Data records
▽

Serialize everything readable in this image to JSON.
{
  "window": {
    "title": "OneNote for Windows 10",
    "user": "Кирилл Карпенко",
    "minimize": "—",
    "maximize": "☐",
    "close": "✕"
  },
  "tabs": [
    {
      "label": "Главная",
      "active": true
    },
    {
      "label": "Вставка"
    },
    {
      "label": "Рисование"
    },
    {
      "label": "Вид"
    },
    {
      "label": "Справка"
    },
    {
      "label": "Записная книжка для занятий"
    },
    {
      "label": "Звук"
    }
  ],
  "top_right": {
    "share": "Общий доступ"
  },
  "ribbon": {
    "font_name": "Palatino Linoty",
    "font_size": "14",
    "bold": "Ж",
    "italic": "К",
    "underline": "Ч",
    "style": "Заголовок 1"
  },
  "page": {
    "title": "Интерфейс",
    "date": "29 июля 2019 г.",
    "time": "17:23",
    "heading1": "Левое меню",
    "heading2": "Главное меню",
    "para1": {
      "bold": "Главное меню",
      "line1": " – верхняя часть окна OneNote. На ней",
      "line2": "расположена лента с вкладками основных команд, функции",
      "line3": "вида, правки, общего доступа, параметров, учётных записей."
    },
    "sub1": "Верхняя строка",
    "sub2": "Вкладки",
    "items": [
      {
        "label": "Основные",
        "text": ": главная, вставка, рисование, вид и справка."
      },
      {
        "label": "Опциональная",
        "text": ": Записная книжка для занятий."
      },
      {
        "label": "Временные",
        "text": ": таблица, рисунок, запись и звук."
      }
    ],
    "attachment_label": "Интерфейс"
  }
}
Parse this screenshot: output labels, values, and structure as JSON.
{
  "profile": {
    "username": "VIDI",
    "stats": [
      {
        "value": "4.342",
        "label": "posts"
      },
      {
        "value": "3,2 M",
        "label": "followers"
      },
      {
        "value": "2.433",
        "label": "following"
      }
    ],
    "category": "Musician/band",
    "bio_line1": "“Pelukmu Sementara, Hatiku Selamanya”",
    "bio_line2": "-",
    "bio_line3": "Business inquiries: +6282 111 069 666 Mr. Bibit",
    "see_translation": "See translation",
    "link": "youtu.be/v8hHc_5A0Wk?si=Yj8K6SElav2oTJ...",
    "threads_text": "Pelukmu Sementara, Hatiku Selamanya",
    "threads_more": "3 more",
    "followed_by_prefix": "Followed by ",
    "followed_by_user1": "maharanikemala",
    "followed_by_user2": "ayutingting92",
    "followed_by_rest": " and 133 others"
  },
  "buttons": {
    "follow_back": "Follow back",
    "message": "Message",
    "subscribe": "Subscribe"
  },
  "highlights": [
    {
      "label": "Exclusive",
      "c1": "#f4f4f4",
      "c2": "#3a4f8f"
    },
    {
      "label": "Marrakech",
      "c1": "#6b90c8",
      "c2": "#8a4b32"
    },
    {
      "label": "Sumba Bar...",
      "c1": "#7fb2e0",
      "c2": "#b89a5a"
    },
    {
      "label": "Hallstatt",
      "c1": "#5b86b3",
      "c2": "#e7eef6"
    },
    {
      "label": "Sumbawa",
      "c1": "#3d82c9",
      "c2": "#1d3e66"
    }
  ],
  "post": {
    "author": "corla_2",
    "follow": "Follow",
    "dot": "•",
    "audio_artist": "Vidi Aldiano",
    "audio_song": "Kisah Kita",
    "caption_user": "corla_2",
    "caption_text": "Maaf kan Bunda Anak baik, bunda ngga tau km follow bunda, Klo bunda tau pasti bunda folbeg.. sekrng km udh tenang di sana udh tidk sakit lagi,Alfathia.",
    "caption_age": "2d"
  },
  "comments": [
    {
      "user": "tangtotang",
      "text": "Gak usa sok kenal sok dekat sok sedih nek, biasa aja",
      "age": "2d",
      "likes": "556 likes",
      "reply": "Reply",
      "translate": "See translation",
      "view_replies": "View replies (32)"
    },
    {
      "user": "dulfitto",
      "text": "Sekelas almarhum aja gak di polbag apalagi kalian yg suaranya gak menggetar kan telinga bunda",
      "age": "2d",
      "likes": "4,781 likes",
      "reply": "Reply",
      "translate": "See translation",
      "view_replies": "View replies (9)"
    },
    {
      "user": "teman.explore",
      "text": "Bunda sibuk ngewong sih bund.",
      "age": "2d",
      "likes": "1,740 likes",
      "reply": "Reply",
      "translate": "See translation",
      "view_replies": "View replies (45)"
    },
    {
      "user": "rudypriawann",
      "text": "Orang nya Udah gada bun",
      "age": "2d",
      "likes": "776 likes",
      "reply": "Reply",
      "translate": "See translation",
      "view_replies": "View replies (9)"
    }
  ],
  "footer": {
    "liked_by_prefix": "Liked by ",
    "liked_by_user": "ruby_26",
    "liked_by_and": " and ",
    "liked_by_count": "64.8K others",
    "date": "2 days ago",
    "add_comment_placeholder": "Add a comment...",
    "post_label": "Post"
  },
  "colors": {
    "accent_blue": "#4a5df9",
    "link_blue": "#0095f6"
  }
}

△

• [What is expected]
Extract all lines that hold the word "JSON".

• [The response]
Serialize everything readable in this image to JSON.
Parse this screenshot: output labels, values, and structure as JSON.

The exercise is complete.